▸ **Permintaan tertulis**: Bisakah Anda menyalin kata demi kata bagian artikel tentang rencana PLTS desa, mulai dari "JAKARTA, KOMPAS.com - Pemerintah" dan terus sampai "Pusat, Sabtu (26/7/2025)."?

▸ **Bagian dokumen**:
_ _ _ _ _

JAKARTA, KOMPAS.com - Pemerintah berencana membangun pembangkit listrik tenaga surya (PLTS) di 80.000 desa. Menteri Koordinator Bidang Pangan, Zulkifli Hasan, mengungkapkan pihaknya membutuhkan investasi sebesar 100 miliar dollar AS atau Rp 1.630 triliun untuk proyek tersebut.
"Kita subsidi energi per tahun kira-kira 25 miliar dollar. Kalau uang subsidi dipakai untuk membangun solar panel, empat-lima tahun selesai, kita tidak perlu subsidi lagi untuk tahun berikutnya," kata Zulhas dalam acara yang digelar Foreign Policy Community of Indonesia (FPCI) di Jakarta Pusat, Sabtu (26/7/2025).
Sejauh ini, pihaknya tengah menyusun Peraturan Presiden (Perpres) berkait rencana pengadaan panel surya di setiap desa. Zulhas menyebut, total ada 1,2 juta hektare panel surya yang akan dibangun.
Baca juga: Lahan Bekas Tambang Solusi Pembiayaan Pembangunan PLTS
"Nanti listrik kita akan efisien karena berbasis desa, kecamatan, kabupaten. Penyimpanannya di baterai, diharapkan sebelum 10 tahun Indonesia akan berdaulat di bidang energi terutama energi baru dan terbarukan," tutur dia.
Selain itu, pemerintah sedang menggodok penggabungan Perpres pemanfaatan sampah menjadi energi atau waste to energy. Hal ini dilakukan lantaran penumpukan sampah di TPST Bantargebang, Bekasi makin tidak terkendali.

_ _ _ _ _

▸ **Informasi yang ditampilkan**:
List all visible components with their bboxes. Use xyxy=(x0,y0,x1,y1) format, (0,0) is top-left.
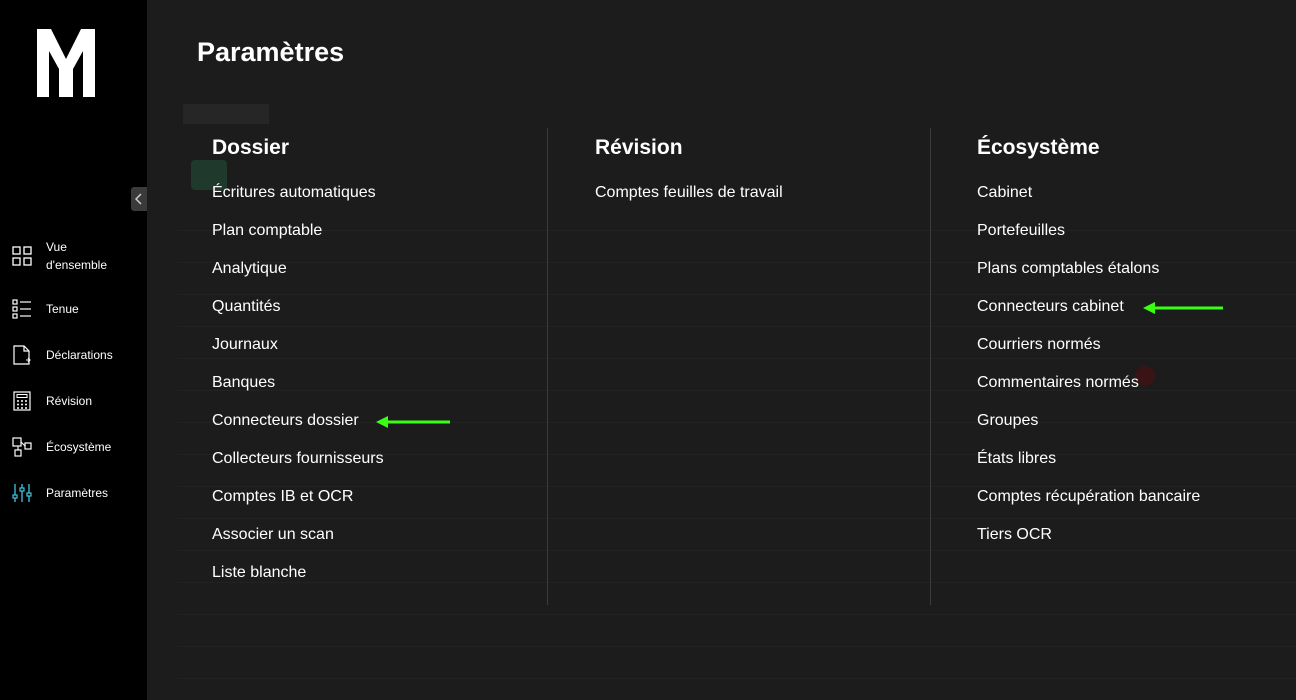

_ _ _ _ _

▸ **Jawaban soal ini**:
JAKARTA, KOMPAS.com - Pemerintah berencana membangun pembangkit listrik tenaga surya (PLTS) di 80.000 desa. Menteri Koordinator Bidang Pangan, Zulkifli Hasan, mengungkapkan pihaknya membutuhkan investasi sebesar 100 miliar dollar AS atau Rp 1.630 triliun untuk proyek tersebut.
"Kita subsidi energi per tahun kira-kira 25 miliar dollar. Kalau uang subsidi dipakai untuk membangun solar panel, empat-lima tahun selesai, kita tidak perlu subsidi lagi untuk tahun berikutnya," kata Zulhas dalam acara yang digelar Foreign Policy Community of Indonesia (FPCI) di Jakarta Pusat, Sabtu (26/7/2025).